▸ **WORK TO DO**:
Each line in the entries below that holds the string "ranked" is to be listed.

▸ **DATA LINES**:
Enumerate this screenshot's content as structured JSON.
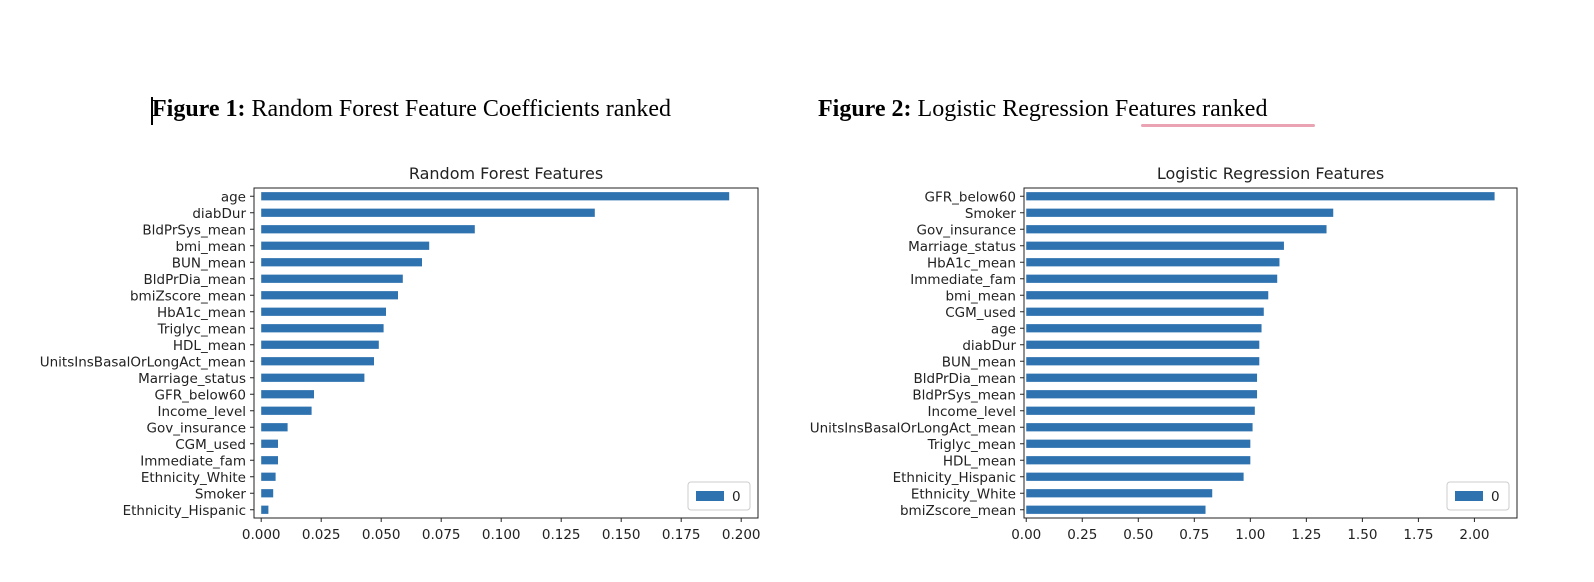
{
  "captions": {
    "fig1_bold": "Figure 1:",
    "fig1_text": " Random Forest Feature Coefficients ranked",
    "fig2_bold": "Figure 2:",
    "fig2_text": " Logistic Regression Features  ranked"
  },
  "colors": {
    "bar": "#2f72b0",
    "underline": "#e9a3b3"
  },
  "chart_data": [
    {
      "type": "bar",
      "orientation": "horizontal",
      "title": "Random Forest Features",
      "categories": [
        "age",
        "diabDur",
        "BldPrSys_mean",
        "bmi_mean",
        "BUN_mean",
        "BldPrDia_mean",
        "bmiZscore_mean",
        "HbA1c_mean",
        "Triglyc_mean",
        "HDL_mean",
        "UnitsInsBasalOrLongAct_mean",
        "Marriage_status",
        "GFR_below60",
        "Income_level",
        "Gov_insurance",
        "CGM_used",
        "Immediate_fam",
        "Ethnicity_White",
        "Smoker",
        "Ethnicity_Hispanic"
      ],
      "values": [
        0.195,
        0.139,
        0.089,
        0.07,
        0.067,
        0.059,
        0.057,
        0.052,
        0.051,
        0.049,
        0.047,
        0.043,
        0.022,
        0.021,
        0.011,
        0.007,
        0.007,
        0.006,
        0.005,
        0.003
      ],
      "xlim": [
        -0.003,
        0.207
      ],
      "xticks": [
        0.0,
        0.025,
        0.05,
        0.075,
        0.1,
        0.125,
        0.15,
        0.175,
        0.2
      ],
      "xtick_labels": [
        "0.000",
        "0.025",
        "0.050",
        "0.075",
        "0.100",
        "0.125",
        "0.150",
        "0.175",
        "0.200"
      ],
      "legend": {
        "label": "0",
        "position": "lower-right"
      }
    },
    {
      "type": "bar",
      "orientation": "horizontal",
      "title": "Logistic Regression Features",
      "categories": [
        "GFR_below60",
        "Smoker",
        "Gov_insurance",
        "Marriage_status",
        "HbA1c_mean",
        "Immediate_fam",
        "bmi_mean",
        "CGM_used",
        "age",
        "diabDur",
        "BUN_mean",
        "BldPrDia_mean",
        "BldPrSys_mean",
        "Income_level",
        "UnitsInsBasalOrLongAct_mean",
        "Triglyc_mean",
        "HDL_mean",
        "Ethnicity_Hispanic",
        "Ethnicity_White",
        "bmiZscore_mean"
      ],
      "values": [
        2.09,
        1.37,
        1.34,
        1.15,
        1.13,
        1.12,
        1.08,
        1.06,
        1.05,
        1.04,
        1.04,
        1.03,
        1.03,
        1.02,
        1.01,
        1.0,
        1.0,
        0.97,
        0.83,
        0.8
      ],
      "xlim": [
        -0.01,
        2.19
      ],
      "xticks": [
        0.0,
        0.25,
        0.5,
        0.75,
        1.0,
        1.25,
        1.5,
        1.75,
        2.0
      ],
      "xtick_labels": [
        "0.00",
        "0.25",
        "0.50",
        "0.75",
        "1.00",
        "1.25",
        "1.50",
        "1.75",
        "2.00"
      ],
      "legend": {
        "label": "0",
        "position": "lower-right"
      }
    }
  ]
}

▸ **RESULT FOR THIS EXERCISE**:
    "fig1_text": " Random Forest Feature Coefficients ranked",
    "fig2_text": " Logistic Regression Features  ranked"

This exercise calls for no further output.